■ What is needed
Can you retype every record below exactly as written?

■ Available records

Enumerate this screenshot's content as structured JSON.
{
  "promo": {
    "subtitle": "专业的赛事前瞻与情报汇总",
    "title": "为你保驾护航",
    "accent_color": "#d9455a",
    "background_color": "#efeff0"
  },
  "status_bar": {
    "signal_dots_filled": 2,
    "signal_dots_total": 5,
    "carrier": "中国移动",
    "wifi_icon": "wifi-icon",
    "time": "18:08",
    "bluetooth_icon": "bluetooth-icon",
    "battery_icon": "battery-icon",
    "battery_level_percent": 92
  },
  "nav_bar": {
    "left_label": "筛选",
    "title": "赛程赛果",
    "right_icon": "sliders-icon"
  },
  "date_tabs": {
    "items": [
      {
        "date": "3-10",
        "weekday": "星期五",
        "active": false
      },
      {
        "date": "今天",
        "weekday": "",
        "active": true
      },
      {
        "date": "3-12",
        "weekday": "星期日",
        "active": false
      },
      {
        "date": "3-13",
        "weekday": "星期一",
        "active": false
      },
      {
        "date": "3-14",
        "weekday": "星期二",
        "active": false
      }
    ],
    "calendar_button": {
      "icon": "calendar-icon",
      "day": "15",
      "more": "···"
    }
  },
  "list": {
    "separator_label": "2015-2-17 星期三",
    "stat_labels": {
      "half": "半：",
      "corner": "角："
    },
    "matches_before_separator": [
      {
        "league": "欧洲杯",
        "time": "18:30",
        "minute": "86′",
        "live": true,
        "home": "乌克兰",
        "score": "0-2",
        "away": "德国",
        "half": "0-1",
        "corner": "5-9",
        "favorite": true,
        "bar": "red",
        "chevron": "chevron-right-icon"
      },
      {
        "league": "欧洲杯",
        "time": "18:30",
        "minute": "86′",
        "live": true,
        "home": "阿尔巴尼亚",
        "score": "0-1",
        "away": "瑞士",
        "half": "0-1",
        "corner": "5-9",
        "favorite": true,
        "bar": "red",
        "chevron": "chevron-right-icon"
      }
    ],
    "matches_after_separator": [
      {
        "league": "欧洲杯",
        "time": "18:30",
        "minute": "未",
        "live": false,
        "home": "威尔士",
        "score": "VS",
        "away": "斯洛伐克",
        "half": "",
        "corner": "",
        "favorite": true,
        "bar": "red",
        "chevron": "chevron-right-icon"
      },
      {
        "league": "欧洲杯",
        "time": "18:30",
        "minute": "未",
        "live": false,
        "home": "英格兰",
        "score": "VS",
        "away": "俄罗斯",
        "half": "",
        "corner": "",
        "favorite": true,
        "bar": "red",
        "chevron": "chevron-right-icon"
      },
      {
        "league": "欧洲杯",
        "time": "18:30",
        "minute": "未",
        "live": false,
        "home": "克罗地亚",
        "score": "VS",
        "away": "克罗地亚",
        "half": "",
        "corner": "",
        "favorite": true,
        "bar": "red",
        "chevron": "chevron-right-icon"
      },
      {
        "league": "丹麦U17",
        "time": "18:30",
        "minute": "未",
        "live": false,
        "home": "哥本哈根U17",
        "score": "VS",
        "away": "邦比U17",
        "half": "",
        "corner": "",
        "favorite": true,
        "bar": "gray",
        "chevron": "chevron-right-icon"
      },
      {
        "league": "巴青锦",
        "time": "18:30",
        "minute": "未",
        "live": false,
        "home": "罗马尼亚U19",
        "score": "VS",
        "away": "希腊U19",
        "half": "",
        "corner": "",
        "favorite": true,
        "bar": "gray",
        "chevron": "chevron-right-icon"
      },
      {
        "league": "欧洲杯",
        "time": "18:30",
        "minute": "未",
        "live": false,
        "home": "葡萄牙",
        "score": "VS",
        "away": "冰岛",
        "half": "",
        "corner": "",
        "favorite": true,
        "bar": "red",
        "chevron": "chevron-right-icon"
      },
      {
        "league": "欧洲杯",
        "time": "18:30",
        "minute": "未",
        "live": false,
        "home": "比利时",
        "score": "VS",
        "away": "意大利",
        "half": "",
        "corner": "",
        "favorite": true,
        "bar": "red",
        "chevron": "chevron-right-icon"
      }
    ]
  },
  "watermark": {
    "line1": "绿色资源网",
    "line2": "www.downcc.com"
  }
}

■ Result of the task
Enumerate this screenshot's content as structured JSON.
{
  "promo": {
    "subtitle": "专业的赛事前瞻与情报汇总",
    "title": "为你保驾护航",
    "accent_color": "#d9455a",
    "background_color": "#efeff0"
  },
  "status_bar": {
    "signal_dots_filled": 2,
    "signal_dots_total": 5,
    "carrier": "中国移动",
    "wifi_icon": "wifi-icon",
    "time": "18:08",
    "bluetooth_icon": "bluetooth-icon",
    "battery_icon": "battery-icon",
    "battery_level_percent": 92
  },
  "nav_bar": {
    "left_label": "筛选",
    "title": "赛程赛果",
    "right_icon": "sliders-icon"
  },
  "date_tabs": {
    "items": [
      {
        "date": "3-10",
        "weekday": "星期五",
        "active": false
      },
      {
        "date": "今天",
        "weekday": "",
        "active": true
      },
      {
        "date": "3-12",
        "weekday": "星期日",
        "active": false
      },
      {
        "date": "3-13",
        "weekday": "星期一",
        "active": false
      },
      {
        "date": "3-14",
        "weekday": "星期二",
        "active": false
      }
    ],
    "calendar_button": {
      "icon": "calendar-icon",
      "day": "15",
      "more": "···"
    }
  },
  "list": {
    "separator_label": "2015-2-17 星期三",
    "stat_labels": {
      "half": "半：",
      "corner": "角："
    },
    "matches_before_separator": [
      {
        "league": "欧洲杯",
        "time": "18:30",
        "minute": "86′",
        "live": true,
        "home": "乌克兰",
        "score": "0-2",
        "away": "德国",
        "half": "0-1",
        "corner": "5-9",
        "favorite": true,
        "bar": "red",
        "chevron": "chevron-right-icon"
      },
      {
        "league": "欧洲杯",
        "time": "18:30",
        "minute": "86′",
        "live": true,
        "home": "阿尔巴尼亚",
        "score": "0-1",
        "away": "瑞士",
        "half": "0-1",
        "corner": "5-9",
        "favorite": true,
        "bar": "red",
        "chevron": "chevron-right-icon"
      }
    ],
    "matches_after_separator": [
      {
        "league": "欧洲杯",
        "time": "18:30",
        "minute": "未",
        "live": false,
        "home": "威尔士",
        "score": "VS",
        "away": "斯洛伐克",
        "half": "",
        "corner": "",
        "favorite": true,
        "bar": "red",
        "chevron": "chevron-right-icon"
      },
      {
        "league": "欧洲杯",
        "time": "18:30",
        "minute": "未",
        "live": false,
        "home": "英格兰",
        "score": "VS",
        "away": "俄罗斯",
        "half": "",
        "corner": "",
        "favorite": true,
        "bar": "red",
        "chevron": "chevron-right-icon"
      },
      {
        "league": "欧洲杯",
        "time": "18:30",
        "minute": "未",
        "live": false,
        "home": "克罗地亚",
        "score": "VS",
        "away": "克罗地亚",
        "half": "",
        "corner": "",
        "favorite": true,
        "bar": "red",
        "chevron": "chevron-right-icon"
      },
      {
        "league": "丹麦U17",
        "time": "18:30",
        "minute": "未",
        "live": false,
        "home": "哥本哈根U17",
        "score": "VS",
        "away": "邦比U17",
        "half": "",
        "corner": "",
        "favorite": true,
        "bar": "gray",
        "chevron": "chevron-right-icon"
      },
      {
        "league": "巴青锦",
        "time": "18:30",
        "minute": "未",
        "live": false,
        "home": "罗马尼亚U19",
        "score": "VS",
        "away": "希腊U19",
        "half": "",
        "corner": "",
        "favorite": true,
        "bar": "gray",
        "chevron": "chevron-right-icon"
      },
      {
        "league": "欧洲杯",
        "time": "18:30",
        "minute": "未",
        "live": false,
        "home": "葡萄牙",
        "score": "VS",
        "away": "冰岛",
        "half": "",
        "corner": "",
        "favorite": true,
        "bar": "red",
        "chevron": "chevron-right-icon"
      },
      {
        "league": "欧洲杯",
        "time": "18:30",
        "minute": "未",
        "live": false,
        "home": "比利时",
        "score": "VS",
        "away": "意大利",
        "half": "",
        "corner": "",
        "favorite": true,
        "bar": "red",
        "chevron": "chevron-right-icon"
      }
    ]
  },
  "watermark": {
    "line1": "绿色资源网",
    "line2": "www.downcc.com"
  }
}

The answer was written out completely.